>> Begin Materials provided
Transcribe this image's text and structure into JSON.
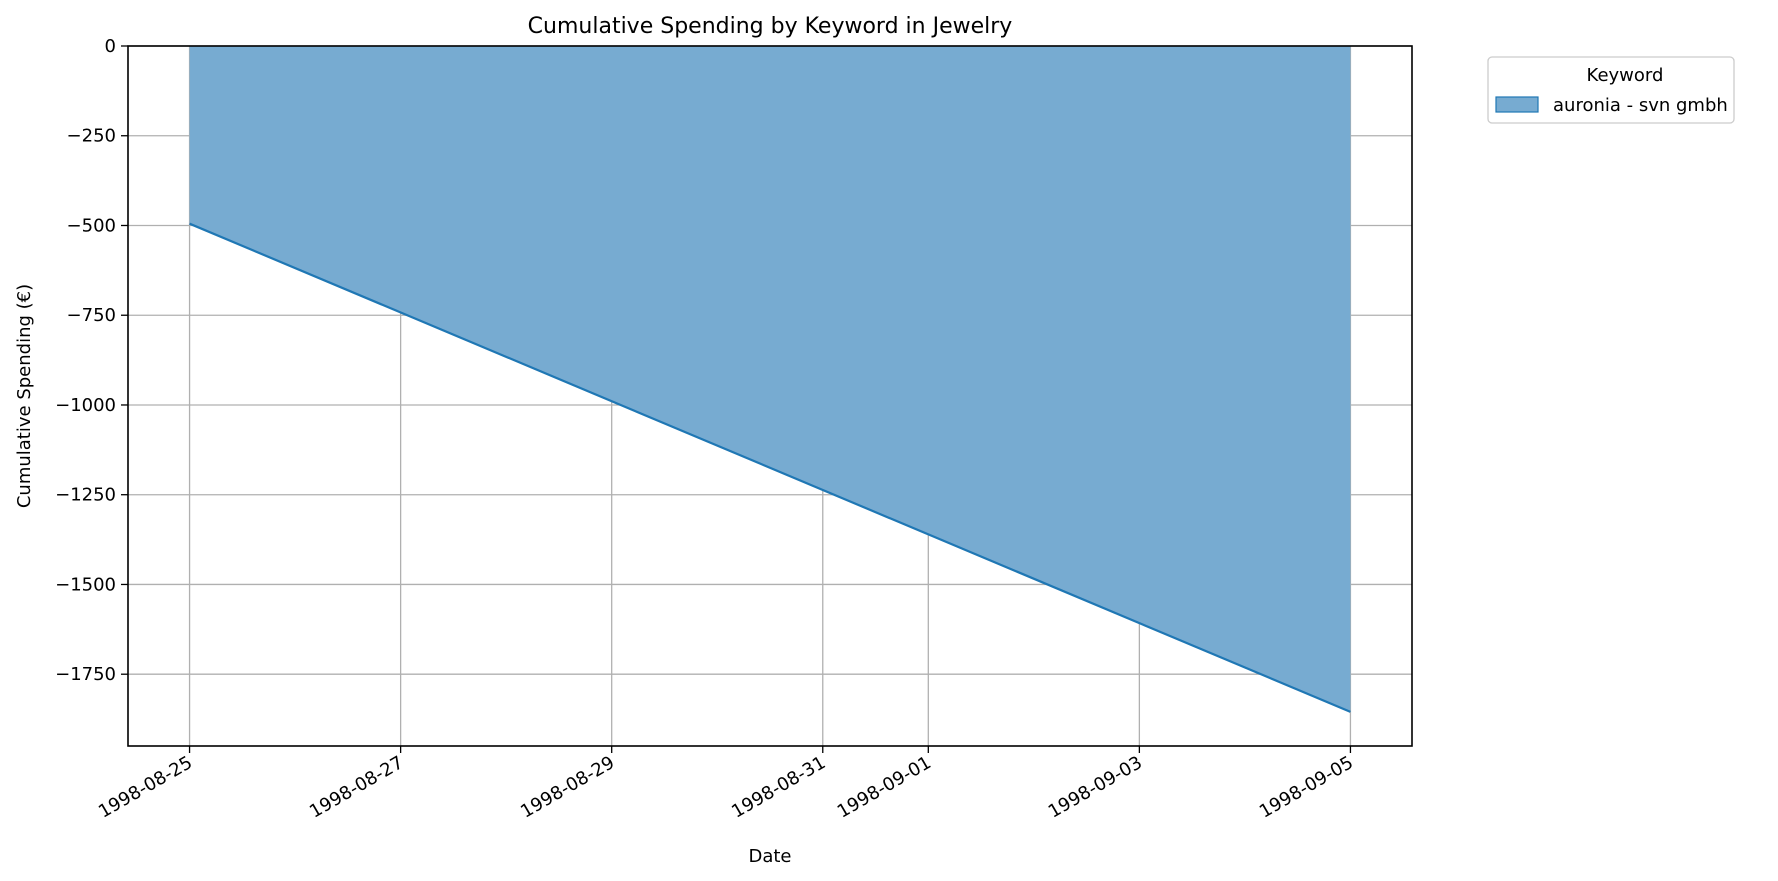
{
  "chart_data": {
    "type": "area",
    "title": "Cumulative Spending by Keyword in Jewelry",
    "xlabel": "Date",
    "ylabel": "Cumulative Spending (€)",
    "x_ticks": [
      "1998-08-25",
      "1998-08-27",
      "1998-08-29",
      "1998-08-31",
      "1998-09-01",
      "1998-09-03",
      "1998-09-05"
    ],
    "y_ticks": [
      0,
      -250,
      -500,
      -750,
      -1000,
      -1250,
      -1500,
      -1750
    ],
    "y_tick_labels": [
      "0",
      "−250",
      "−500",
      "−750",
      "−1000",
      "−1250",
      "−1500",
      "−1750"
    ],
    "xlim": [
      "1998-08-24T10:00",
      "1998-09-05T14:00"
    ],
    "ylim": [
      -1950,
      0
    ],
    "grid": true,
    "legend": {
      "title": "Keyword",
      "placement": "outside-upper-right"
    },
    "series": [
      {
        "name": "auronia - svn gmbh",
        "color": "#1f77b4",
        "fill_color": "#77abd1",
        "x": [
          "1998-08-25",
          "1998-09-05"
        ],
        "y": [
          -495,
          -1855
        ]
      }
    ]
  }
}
>> End Materials provided
Copy out all of the material exactly as written, without its pictures.

Result of the exercise =>
Transcribe this image's text and structure into JSON.
{
  "chart_data": {
    "type": "area",
    "title": "Cumulative Spending by Keyword in Jewelry",
    "xlabel": "Date",
    "ylabel": "Cumulative Spending (€)",
    "x_ticks": [
      "1998-08-25",
      "1998-08-27",
      "1998-08-29",
      "1998-08-31",
      "1998-09-01",
      "1998-09-03",
      "1998-09-05"
    ],
    "y_ticks": [
      0,
      -250,
      -500,
      -750,
      -1000,
      -1250,
      -1500,
      -1750
    ],
    "y_tick_labels": [
      "0",
      "−250",
      "−500",
      "−750",
      "−1000",
      "−1250",
      "−1500",
      "−1750"
    ],
    "xlim": [
      "1998-08-24T10:00",
      "1998-09-05T14:00"
    ],
    "ylim": [
      -1950,
      0
    ],
    "grid": true,
    "legend": {
      "title": "Keyword",
      "placement": "outside-upper-right"
    },
    "series": [
      {
        "name": "auronia - svn gmbh",
        "color": "#1f77b4",
        "fill_color": "#77abd1",
        "x": [
          "1998-08-25",
          "1998-09-05"
        ],
        "y": [
          -495,
          -1855
        ]
      }
    ]
  }
}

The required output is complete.